**AVAILABLE DATA:**
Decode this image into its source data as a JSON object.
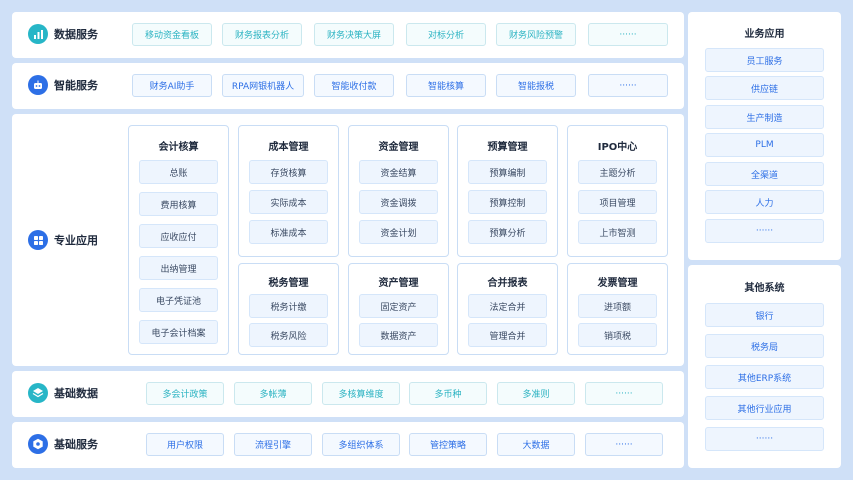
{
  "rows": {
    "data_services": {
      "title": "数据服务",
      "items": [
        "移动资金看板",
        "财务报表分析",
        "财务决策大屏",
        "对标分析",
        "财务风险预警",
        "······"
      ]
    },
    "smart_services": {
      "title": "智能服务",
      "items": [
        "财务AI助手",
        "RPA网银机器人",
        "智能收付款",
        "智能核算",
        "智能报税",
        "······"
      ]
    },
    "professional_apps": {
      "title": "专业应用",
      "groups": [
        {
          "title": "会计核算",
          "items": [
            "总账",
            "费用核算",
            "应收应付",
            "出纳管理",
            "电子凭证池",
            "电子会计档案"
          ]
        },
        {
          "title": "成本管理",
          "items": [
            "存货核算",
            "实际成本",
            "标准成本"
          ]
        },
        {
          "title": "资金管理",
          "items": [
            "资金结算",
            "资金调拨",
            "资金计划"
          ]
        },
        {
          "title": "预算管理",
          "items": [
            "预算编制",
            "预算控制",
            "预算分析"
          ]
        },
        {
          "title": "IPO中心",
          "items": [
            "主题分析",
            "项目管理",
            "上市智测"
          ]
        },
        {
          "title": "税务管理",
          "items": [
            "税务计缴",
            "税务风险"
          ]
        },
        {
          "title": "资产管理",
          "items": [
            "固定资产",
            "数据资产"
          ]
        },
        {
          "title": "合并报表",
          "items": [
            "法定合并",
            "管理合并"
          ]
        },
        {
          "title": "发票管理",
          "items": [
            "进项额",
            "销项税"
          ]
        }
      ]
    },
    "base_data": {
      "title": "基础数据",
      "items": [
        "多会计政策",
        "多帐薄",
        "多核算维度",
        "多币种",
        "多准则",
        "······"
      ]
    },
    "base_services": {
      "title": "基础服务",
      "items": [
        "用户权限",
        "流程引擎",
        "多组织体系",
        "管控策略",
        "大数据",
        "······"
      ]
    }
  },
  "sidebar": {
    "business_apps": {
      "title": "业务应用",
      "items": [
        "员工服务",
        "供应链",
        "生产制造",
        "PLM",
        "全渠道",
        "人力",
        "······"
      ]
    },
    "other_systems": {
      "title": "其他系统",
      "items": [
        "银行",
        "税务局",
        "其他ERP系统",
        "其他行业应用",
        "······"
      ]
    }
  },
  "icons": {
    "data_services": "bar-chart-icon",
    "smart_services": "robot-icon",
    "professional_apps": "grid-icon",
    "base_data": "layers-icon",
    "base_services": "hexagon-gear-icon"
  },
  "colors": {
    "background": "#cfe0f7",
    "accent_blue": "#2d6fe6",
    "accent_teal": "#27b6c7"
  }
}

**WHAT YOU SHOULD DO:** Print all of the records shown above exactly, leaving out each picture.

**CORRECT ANSWER:**
Decode this image into its source data as a JSON object.
{
  "rows": {
    "data_services": {
      "title": "数据服务",
      "items": [
        "移动资金看板",
        "财务报表分析",
        "财务决策大屏",
        "对标分析",
        "财务风险预警",
        "······"
      ]
    },
    "smart_services": {
      "title": "智能服务",
      "items": [
        "财务AI助手",
        "RPA网银机器人",
        "智能收付款",
        "智能核算",
        "智能报税",
        "······"
      ]
    },
    "professional_apps": {
      "title": "专业应用",
      "groups": [
        {
          "title": "会计核算",
          "items": [
            "总账",
            "费用核算",
            "应收应付",
            "出纳管理",
            "电子凭证池",
            "电子会计档案"
          ]
        },
        {
          "title": "成本管理",
          "items": [
            "存货核算",
            "实际成本",
            "标准成本"
          ]
        },
        {
          "title": "资金管理",
          "items": [
            "资金结算",
            "资金调拨",
            "资金计划"
          ]
        },
        {
          "title": "预算管理",
          "items": [
            "预算编制",
            "预算控制",
            "预算分析"
          ]
        },
        {
          "title": "IPO中心",
          "items": [
            "主题分析",
            "项目管理",
            "上市智测"
          ]
        },
        {
          "title": "税务管理",
          "items": [
            "税务计缴",
            "税务风险"
          ]
        },
        {
          "title": "资产管理",
          "items": [
            "固定资产",
            "数据资产"
          ]
        },
        {
          "title": "合并报表",
          "items": [
            "法定合并",
            "管理合并"
          ]
        },
        {
          "title": "发票管理",
          "items": [
            "进项额",
            "销项税"
          ]
        }
      ]
    },
    "base_data": {
      "title": "基础数据",
      "items": [
        "多会计政策",
        "多帐薄",
        "多核算维度",
        "多币种",
        "多准则",
        "······"
      ]
    },
    "base_services": {
      "title": "基础服务",
      "items": [
        "用户权限",
        "流程引擎",
        "多组织体系",
        "管控策略",
        "大数据",
        "······"
      ]
    }
  },
  "sidebar": {
    "business_apps": {
      "title": "业务应用",
      "items": [
        "员工服务",
        "供应链",
        "生产制造",
        "PLM",
        "全渠道",
        "人力",
        "······"
      ]
    },
    "other_systems": {
      "title": "其他系统",
      "items": [
        "银行",
        "税务局",
        "其他ERP系统",
        "其他行业应用",
        "······"
      ]
    }
  },
  "icons": {
    "data_services": "bar-chart-icon",
    "smart_services": "robot-icon",
    "professional_apps": "grid-icon",
    "base_data": "layers-icon",
    "base_services": "hexagon-gear-icon"
  },
  "colors": {
    "background": "#cfe0f7",
    "accent_blue": "#2d6fe6",
    "accent_teal": "#27b6c7"
  }
}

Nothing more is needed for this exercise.